▸ Information given:

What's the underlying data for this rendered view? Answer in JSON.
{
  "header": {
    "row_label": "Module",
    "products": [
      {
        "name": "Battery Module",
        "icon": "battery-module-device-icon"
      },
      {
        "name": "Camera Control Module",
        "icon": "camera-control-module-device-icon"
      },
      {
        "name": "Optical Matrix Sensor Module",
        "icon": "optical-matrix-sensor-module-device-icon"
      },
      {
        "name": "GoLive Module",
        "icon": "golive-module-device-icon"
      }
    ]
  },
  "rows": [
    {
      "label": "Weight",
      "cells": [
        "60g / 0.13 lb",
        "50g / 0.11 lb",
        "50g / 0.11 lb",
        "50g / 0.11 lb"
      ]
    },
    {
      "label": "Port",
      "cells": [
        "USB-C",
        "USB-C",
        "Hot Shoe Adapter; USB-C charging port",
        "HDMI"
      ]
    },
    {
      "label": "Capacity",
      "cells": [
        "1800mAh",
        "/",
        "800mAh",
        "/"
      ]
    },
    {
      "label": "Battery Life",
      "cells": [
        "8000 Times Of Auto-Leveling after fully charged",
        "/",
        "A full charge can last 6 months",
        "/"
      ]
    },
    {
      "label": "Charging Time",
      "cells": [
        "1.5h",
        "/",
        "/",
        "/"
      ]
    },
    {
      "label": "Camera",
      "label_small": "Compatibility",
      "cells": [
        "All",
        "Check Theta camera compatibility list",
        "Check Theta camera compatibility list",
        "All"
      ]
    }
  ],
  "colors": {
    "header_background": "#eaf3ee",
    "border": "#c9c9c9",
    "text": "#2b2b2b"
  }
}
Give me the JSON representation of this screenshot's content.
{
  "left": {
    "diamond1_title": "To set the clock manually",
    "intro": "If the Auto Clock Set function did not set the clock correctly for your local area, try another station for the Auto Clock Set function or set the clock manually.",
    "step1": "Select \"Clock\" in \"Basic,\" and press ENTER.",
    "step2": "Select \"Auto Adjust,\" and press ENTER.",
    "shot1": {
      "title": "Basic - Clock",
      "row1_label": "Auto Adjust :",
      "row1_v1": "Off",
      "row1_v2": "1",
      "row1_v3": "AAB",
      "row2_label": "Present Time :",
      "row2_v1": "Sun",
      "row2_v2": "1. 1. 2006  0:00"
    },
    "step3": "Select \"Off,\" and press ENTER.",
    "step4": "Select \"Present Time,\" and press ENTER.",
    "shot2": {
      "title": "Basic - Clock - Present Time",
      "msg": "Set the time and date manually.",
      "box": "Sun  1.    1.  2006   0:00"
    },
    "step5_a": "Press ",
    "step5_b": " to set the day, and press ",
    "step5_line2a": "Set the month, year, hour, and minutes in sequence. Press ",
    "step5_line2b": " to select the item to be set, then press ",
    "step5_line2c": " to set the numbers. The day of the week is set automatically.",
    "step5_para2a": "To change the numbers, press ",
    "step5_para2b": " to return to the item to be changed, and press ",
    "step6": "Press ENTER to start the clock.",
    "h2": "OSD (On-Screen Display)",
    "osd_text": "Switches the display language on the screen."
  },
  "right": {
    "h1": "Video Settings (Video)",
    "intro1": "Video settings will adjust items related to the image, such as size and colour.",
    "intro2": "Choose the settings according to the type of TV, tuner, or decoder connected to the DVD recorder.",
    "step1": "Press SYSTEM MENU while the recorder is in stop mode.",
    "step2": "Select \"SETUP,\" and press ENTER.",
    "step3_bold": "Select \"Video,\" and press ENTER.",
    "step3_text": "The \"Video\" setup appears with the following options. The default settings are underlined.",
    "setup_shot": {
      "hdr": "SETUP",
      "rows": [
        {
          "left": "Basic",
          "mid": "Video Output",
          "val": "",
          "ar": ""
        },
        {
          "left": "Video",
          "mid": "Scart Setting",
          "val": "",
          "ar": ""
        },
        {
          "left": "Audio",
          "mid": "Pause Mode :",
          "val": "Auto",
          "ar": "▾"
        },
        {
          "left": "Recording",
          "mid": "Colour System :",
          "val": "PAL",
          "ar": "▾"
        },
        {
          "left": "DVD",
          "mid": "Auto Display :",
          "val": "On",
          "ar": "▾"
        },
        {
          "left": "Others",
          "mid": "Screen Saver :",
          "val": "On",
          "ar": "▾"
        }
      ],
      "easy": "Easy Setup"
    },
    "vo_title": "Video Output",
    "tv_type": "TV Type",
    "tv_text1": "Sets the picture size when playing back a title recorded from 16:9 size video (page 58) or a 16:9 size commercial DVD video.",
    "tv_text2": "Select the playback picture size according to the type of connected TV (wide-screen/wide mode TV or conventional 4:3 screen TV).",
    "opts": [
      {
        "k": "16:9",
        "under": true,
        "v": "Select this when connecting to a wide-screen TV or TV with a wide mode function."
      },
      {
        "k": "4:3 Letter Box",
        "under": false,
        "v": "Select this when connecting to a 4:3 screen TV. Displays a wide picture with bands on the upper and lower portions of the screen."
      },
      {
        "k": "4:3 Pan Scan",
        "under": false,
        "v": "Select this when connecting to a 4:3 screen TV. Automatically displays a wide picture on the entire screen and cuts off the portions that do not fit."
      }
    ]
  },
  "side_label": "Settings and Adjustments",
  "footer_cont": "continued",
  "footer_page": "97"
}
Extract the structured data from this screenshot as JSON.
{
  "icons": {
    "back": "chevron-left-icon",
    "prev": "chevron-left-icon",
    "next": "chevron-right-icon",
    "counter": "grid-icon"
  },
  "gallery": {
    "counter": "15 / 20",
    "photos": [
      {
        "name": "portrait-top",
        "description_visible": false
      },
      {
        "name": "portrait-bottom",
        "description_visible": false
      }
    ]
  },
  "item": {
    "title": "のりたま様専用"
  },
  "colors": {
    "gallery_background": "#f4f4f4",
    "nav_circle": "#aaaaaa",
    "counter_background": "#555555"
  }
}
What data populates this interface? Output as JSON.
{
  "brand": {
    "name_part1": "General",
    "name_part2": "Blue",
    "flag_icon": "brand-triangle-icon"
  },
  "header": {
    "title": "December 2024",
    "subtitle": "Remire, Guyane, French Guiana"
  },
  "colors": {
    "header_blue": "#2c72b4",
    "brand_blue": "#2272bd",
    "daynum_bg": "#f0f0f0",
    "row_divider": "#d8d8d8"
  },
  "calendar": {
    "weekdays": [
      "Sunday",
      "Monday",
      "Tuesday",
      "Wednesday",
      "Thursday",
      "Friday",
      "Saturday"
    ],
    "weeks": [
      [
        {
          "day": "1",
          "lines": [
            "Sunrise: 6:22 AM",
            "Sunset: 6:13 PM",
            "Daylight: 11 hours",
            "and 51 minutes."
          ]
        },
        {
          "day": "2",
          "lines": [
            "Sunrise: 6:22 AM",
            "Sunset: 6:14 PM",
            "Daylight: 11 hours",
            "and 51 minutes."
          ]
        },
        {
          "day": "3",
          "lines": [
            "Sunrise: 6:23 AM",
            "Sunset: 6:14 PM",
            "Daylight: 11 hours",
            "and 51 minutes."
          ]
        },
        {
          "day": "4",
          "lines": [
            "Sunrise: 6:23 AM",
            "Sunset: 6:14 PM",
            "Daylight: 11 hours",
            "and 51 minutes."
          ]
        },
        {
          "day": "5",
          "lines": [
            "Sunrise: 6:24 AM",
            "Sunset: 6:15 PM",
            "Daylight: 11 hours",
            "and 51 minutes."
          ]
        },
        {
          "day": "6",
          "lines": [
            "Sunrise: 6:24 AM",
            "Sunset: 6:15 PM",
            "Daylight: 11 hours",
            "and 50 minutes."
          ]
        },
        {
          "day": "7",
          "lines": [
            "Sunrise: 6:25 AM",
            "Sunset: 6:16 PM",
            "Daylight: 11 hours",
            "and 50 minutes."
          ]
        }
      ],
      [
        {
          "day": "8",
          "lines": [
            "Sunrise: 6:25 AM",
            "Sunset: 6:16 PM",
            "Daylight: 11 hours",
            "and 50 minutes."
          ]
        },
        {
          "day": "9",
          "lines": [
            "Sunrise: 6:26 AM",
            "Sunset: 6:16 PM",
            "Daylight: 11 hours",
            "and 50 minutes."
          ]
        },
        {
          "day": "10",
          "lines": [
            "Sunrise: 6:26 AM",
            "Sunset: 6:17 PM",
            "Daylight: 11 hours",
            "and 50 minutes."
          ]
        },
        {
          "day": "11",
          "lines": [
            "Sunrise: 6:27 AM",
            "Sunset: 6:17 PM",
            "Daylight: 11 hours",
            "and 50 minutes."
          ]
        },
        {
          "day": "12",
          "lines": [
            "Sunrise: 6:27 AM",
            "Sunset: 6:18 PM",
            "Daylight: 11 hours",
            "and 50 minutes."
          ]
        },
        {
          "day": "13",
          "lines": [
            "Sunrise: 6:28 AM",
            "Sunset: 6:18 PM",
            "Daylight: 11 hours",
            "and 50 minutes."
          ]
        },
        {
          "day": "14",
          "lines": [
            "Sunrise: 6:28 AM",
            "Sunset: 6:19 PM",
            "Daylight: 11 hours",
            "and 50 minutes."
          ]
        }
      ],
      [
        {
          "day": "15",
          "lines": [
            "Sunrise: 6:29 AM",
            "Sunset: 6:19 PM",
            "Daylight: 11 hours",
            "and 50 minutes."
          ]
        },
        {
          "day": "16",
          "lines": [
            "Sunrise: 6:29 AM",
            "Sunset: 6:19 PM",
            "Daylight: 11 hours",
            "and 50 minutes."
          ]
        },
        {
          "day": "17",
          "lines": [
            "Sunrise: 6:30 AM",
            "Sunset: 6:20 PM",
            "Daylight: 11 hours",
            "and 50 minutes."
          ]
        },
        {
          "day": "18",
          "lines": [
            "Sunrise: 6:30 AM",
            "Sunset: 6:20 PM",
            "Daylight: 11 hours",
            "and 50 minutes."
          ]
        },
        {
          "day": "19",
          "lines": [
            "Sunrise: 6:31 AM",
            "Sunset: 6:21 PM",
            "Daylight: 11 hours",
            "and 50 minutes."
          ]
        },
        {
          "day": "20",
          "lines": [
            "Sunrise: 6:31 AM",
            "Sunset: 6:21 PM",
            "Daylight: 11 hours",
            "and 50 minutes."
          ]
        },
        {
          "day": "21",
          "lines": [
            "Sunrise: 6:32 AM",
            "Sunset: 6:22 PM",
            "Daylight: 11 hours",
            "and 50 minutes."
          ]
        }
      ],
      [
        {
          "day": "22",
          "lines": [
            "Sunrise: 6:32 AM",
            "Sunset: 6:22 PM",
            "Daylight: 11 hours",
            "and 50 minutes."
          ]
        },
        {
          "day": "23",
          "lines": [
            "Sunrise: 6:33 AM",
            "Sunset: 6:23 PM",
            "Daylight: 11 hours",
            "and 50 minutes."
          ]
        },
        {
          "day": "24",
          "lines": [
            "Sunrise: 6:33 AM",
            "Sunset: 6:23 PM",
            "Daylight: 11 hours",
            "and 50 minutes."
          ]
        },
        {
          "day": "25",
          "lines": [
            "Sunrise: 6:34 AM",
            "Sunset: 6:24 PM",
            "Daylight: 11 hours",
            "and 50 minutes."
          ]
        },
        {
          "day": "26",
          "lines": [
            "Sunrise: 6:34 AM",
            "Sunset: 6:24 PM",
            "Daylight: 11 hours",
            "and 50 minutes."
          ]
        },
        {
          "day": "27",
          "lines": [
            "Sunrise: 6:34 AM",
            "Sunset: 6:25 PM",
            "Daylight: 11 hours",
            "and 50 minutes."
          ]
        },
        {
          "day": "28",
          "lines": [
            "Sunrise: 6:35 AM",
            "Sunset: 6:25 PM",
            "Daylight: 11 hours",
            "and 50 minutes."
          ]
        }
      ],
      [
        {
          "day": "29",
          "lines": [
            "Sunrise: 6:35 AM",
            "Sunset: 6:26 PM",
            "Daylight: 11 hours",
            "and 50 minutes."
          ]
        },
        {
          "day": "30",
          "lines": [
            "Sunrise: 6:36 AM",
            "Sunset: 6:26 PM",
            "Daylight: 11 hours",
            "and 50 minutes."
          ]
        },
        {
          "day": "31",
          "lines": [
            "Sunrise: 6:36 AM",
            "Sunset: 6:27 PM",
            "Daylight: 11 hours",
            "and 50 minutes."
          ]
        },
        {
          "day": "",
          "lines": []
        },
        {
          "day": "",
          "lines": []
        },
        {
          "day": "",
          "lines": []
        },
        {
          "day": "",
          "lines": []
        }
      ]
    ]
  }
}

▸ Written request: Search the data for "screenshot". Copy every line that has it.

▸ Exercise answer:
Give me the JSON representation of this screenshot's content.
Extract the structured data from this screenshot as JSON.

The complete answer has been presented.